Search the listing for "Central" and copy every line where it appears.

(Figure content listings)
= = =

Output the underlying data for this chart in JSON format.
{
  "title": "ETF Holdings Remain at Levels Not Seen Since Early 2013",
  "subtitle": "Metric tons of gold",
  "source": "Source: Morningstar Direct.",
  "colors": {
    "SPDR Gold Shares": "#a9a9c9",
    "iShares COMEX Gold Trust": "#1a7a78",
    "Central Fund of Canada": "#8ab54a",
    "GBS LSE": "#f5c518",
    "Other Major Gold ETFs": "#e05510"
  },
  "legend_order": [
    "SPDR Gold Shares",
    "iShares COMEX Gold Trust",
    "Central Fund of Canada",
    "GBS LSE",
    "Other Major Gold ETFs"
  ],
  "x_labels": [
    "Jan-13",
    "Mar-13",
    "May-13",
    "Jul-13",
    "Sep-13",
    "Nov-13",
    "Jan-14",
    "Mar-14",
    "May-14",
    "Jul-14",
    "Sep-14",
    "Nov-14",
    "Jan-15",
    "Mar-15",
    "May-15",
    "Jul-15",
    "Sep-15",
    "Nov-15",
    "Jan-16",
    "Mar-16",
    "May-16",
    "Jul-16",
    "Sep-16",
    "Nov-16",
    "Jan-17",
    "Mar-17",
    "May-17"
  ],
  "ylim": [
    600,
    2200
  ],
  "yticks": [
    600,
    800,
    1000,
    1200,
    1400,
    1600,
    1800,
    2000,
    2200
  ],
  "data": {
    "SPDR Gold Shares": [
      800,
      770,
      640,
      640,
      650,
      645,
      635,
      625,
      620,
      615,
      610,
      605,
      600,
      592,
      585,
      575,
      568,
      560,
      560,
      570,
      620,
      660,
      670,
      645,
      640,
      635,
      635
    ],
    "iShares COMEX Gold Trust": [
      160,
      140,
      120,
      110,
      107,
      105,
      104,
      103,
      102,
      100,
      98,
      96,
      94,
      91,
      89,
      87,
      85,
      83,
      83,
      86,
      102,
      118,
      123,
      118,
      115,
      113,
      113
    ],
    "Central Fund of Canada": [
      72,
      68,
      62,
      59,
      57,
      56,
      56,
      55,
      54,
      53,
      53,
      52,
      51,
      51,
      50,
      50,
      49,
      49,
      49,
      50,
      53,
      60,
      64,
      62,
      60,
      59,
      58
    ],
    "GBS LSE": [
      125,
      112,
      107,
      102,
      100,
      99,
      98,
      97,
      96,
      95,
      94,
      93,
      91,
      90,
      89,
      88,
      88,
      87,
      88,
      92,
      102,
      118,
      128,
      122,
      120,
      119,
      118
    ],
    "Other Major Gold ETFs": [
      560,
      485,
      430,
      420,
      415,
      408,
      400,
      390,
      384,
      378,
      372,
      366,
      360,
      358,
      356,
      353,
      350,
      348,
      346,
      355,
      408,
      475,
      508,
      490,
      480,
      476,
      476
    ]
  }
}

= = =

Solution for this task:
    "Central Fund of Canada": "#8ab54a",
    "Central Fund of Canada",
    "Central Fund of Canada": [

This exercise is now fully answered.